▶ [Teks Bacaan]:
▼

Febriyan Lukito

Kehilangan Suara

Beberapa waktu lalu saya ada share soal gimana Yolanda Hadid nampar saya terkait ngeblog. Gimana caranya menjadi blog yang menonjol dan diingat orang? Udah baca belum? Kalau belum monggo loh dibaca dulu. Salah satunya yang saya tulis di sana adalah dengan bersuara.

Blog itu menjadi unik dan beda karena diperkenankannya kita mengeluarkan suara kita sendiri. Gak seperti dalam media online. Namun… gimana kalau kita kehilangan suara kita dalam ngeblog?

Kita melupakan bahwa kita bisa mengeluarkan opini kita dalam blog kita – eh tapi tetep harus bertanggung jawab ya. Kita hanya menuliskan event report bahkan menggunakan yang tertulis dalam press release. Mirip kayak media online. Jadi apa bedanya kita – blogger – dengan media itu?

Apa yang terjadi kalau kita – sebagai blogger – kehilangan suara?

▲

▶ [Entri yang Diberikan]:

▼

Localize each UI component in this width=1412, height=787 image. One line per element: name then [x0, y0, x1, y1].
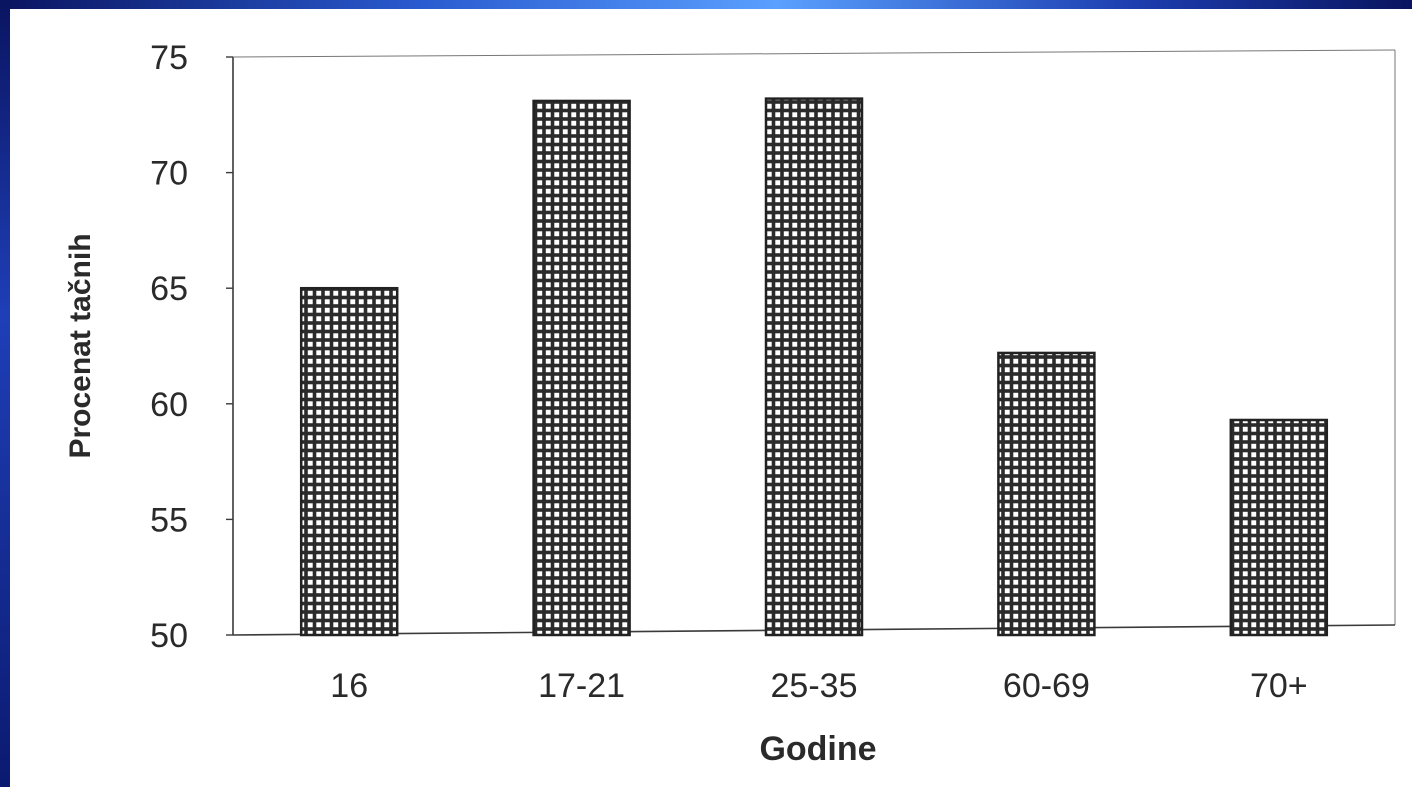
y-tick-label: 75 [150, 39, 188, 77]
x-tick-label: 60-69 [1003, 667, 1090, 705]
plot-top-border [232, 49, 1396, 58]
x-axis-title: Godine [759, 730, 876, 768]
y-axis-ticks: 50 55 60 65 70 75 [150, 39, 233, 655]
bar [997, 351, 1096, 637]
y-tick-label: 65 [150, 270, 188, 308]
slide-top-border [0, 0, 1412, 9]
bar [1229, 418, 1329, 637]
chart-paper [10, 9, 1412, 787]
y-tick-label: 50 [150, 617, 188, 655]
x-tick-label: 70+ [1250, 667, 1308, 705]
y-tick-label: 55 [150, 501, 188, 539]
x-tick-label: 25-35 [771, 667, 858, 705]
x-tick-label: 17-21 [538, 667, 625, 705]
y-tick-label: 70 [150, 155, 188, 193]
bars [299, 97, 1329, 637]
y-axis-title: Procenat tačnih [64, 233, 97, 458]
x-axis-ticks: 16 17-21 25-35 60-69 70+ [330, 667, 1307, 705]
bar [764, 97, 864, 637]
bar [299, 286, 399, 637]
bar [532, 99, 631, 637]
x-tick-label: 16 [330, 667, 368, 705]
slide-left-border [0, 0, 10, 787]
y-tick-label: 60 [150, 386, 188, 424]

▲

▶ [Soal Latihan 1]: Menurut tulisan tentang blogger yang kehilangan suara, apa yang membuat blog menjadi unik dan beda?
▶ [Soal Latihan 2]: Salin setiap kalimat tanya yang terdapat dalam tulisan tentang blogger yang kehilangan suara.
▶ [Soal Latihan 3]: Lanjutkan tulisan tentang blogger yang kehilangan suara mulai dari kalimat terakhirnya.
Catatan di atas tidak diperlukan.

▶ [Hasil Latihan 1]: Blog menjadi unik dan beda karena kita diperkenankan mengeluarkan suara kita sendiri.

▶ [Hasil Latihan 2]:
- Gimana caranya menjadi blog yang menonjol dan diingat orang?
- Udah baca belum?
- Namun… gimana kalau kita kehilangan suara kita dalam ngeblog?
- Jadi apa bedanya kita – blogger – dengan media itu?
- Apa yang terjadi kalau kita – sebagai blogger – kehilangan suara?

▶ [Hasil Latihan 3]:
Bisa Bersuara itu Menyenangkan…

Ada satu episode menarik dalam serial kesayangan saya – Grey Anatomy. Di episode ini, Meredith Grey dipukul oleh pasien hingga harus dirawat berbulan-bulan. Selama dirawat itu, dia tidak bisa ngomong. Percayalah, kalau dalam posisinya yang gak bisa bersuara itu, gak menyenangkan sama sekali.

Dia hanya tidur, duduk di atas kasur di ruang inap. Melihat rekan kerjanya semua datang dan bekerja. Padahal, dia ini orangnya talkative. Walaupun kadang dia tak beropini, namun dia akan bersuara di saat yang tepat pada orang yang dituju.

Kehilangan suara membuat Meredith Grey merasa sesak dalam dadanya. Itu setidaknya yang saya tangkap dari gesture tubuhnya selama dirawat. Hingga akhirnya dia bisa bersuara kembali – dia terlihat lebih tenang.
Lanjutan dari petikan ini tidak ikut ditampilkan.